**GIVEN TASK:**
A faithful transcription of all the data is required.

**PROVIDED INFORMATION:**
..........

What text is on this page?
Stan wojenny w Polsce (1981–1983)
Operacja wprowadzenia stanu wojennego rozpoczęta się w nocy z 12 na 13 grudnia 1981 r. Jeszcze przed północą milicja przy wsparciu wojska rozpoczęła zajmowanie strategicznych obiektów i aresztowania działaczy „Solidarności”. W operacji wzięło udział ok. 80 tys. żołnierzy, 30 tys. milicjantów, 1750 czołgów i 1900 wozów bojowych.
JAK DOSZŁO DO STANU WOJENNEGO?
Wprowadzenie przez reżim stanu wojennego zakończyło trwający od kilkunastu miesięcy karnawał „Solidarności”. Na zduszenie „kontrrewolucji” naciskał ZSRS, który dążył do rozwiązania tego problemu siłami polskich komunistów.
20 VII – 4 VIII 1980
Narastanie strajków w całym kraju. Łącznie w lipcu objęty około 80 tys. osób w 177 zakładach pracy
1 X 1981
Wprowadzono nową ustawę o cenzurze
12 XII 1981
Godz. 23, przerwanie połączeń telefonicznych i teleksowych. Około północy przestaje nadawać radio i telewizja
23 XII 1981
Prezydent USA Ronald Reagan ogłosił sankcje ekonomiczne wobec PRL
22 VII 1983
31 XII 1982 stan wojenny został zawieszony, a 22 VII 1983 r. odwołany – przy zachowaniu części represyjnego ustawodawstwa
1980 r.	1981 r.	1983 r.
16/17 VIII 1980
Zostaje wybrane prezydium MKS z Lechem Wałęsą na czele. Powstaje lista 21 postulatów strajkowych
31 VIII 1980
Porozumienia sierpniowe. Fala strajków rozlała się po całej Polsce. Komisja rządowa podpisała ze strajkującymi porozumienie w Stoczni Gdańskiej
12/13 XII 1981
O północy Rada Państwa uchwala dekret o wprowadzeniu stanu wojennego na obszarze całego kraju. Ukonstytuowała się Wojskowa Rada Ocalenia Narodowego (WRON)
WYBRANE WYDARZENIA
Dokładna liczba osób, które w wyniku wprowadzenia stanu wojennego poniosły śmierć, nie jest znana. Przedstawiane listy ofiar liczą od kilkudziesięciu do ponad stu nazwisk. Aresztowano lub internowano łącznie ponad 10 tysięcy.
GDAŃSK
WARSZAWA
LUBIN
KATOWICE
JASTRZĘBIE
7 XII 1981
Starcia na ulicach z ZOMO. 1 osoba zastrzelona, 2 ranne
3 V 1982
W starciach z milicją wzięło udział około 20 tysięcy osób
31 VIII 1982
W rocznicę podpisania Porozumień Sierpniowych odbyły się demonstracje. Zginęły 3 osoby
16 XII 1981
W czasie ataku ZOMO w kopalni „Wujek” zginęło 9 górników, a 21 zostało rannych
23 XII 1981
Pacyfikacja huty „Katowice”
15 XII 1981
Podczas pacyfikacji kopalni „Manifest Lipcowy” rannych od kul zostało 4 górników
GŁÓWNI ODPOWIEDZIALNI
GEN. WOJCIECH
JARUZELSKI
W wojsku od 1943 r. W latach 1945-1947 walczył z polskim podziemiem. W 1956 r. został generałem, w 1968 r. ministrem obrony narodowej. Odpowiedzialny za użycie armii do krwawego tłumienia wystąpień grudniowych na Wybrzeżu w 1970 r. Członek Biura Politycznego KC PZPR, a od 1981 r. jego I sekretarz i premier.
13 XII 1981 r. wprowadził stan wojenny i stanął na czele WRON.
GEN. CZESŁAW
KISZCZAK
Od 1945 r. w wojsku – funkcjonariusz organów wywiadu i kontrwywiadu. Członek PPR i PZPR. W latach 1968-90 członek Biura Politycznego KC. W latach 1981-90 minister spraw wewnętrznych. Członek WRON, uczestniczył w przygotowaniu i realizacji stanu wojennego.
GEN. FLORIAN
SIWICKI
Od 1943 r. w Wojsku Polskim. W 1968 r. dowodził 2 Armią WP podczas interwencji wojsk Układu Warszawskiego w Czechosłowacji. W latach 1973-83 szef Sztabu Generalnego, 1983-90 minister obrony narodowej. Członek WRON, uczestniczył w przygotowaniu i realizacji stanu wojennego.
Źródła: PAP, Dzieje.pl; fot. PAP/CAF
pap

..........

**COMPLETED TASK:**
What text is on this page?
Stan wojenny w Polsce (1981–1983)
Operacja wprowadzenia stanu wojennego rozpoczęta się w nocy z 12 na 13 grudnia 1981 r. Jeszcze przed północą milicja przy wsparciu wojska rozpoczęła zajmowanie strategicznych obiektów i aresztowania działaczy „Solidarności”. W operacji wzięło udział ok. 80 tys. żołnierzy, 30 tys. milicjantów, 1750 czołgów i 1900 wozów bojowych.
JAK DOSZŁO DO STANU WOJENNEGO?
Wprowadzenie przez reżim stanu wojennego zakończyło trwający od kilkunastu miesięcy karnawał „Solidarności”. Na zduszenie „kontrrewolucji” naciskał ZSRS, który dążył do rozwiązania tego problemu siłami polskich komunistów.
20 VII – 4 VIII 1980
Narastanie strajków w całym kraju. Łącznie w lipcu objęty około 80 tys. osób w 177 zakładach pracy
1 X 1981
Wprowadzono nową ustawę o cenzurze
12 XII 1981
Godz. 23, przerwanie połączeń telefonicznych i teleksowych. Około północy przestaje nadawać radio i telewizja
23 XII 1981
Prezydent USA Ronald Reagan ogłosił sankcje ekonomiczne wobec PRL
22 VII 1983
31 XII 1982 stan wojenny został zawieszony, a 22 VII 1983 r. odwołany – przy zachowaniu części represyjnego ustawodawstwa
1980 r.	1981 r.	1983 r.
16/17 VIII 1980
Zostaje wybrane prezydium MKS z Lechem Wałęsą na czele. Powstaje lista 21 postulatów strajkowych
31 VIII 1980
Porozumienia sierpniowe. Fala strajków rozlała się po całej Polsce. Komisja rządowa podpisała ze strajkującymi porozumienie w Stoczni Gdańskiej
12/13 XII 1981
O północy Rada Państwa uchwala dekret o wprowadzeniu stanu wojennego na obszarze całego kraju. Ukonstytuowała się Wojskowa Rada Ocalenia Narodowego (WRON)
WYBRANE WYDARZENIA
Dokładna liczba osób, które w wyniku wprowadzenia stanu wojennego poniosły śmierć, nie jest znana. Przedstawiane listy ofiar liczą od kilkudziesięciu do ponad stu nazwisk. Aresztowano lub internowano łącznie ponad 10 tysięcy.
GDAŃSK
WARSZAWA
LUBIN
KATOWICE
JASTRZĘBIE
7 XII 1981
Starcia na ulicach z ZOMO. 1 osoba zastrzelona, 2 ranne
3 V 1982
W starciach z milicją wzięło udział około 20 tysięcy osób
31 VIII 1982
W rocznicę podpisania Porozumień Sierpniowych odbyły się demonstracje. Zginęły 3 osoby
16 XII 1981
W czasie ataku ZOMO w kopalni „Wujek” zginęło 9 górników, a 21 zostało rannych
23 XII 1981
Pacyfikacja huty „Katowice”
15 XII 1981
Podczas pacyfikacji kopalni „Manifest Lipcowy” rannych od kul zostało 4 górników
GŁÓWNI ODPOWIEDZIALNI
GEN. WOJCIECH
JARUZELSKI
W wojsku od 1943 r. W latach 1945-1947 walczył z polskim podziemiem. W 1956 r. został generałem, w 1968 r. ministrem obrony narodowej. Odpowiedzialny za użycie armii do krwawego tłumienia wystąpień grudniowych na Wybrzeżu w 1970 r. Członek Biura Politycznego KC PZPR, a od 1981 r. jego I sekretarz i premier.
13 XII 1981 r. wprowadził stan wojenny i stanął na czele WRON.
GEN. CZESŁAW
KISZCZAK
Od 1945 r. w wojsku – funkcjonariusz organów wywiadu i kontrwywiadu. Członek PPR i PZPR. W latach 1968-90 członek Biura Politycznego KC. W latach 1981-90 minister spraw wewnętrznych. Członek WRON, uczestniczył w przygotowaniu i realizacji stanu wojennego.
GEN. FLORIAN
SIWICKI
Od 1943 r. w Wojsku Polskim. W 1968 r. dowodził 2 Armią WP podczas interwencji wojsk Układu Warszawskiego w Czechosłowacji. W latach 1973-83 szef Sztabu Generalnego, 1983-90 minister obrony narodowej. Członek WRON, uczestniczył w przygotowaniu i realizacji stanu wojennego.
Źródła: PAP, Dzieje.pl; fot. PAP/CAF
pap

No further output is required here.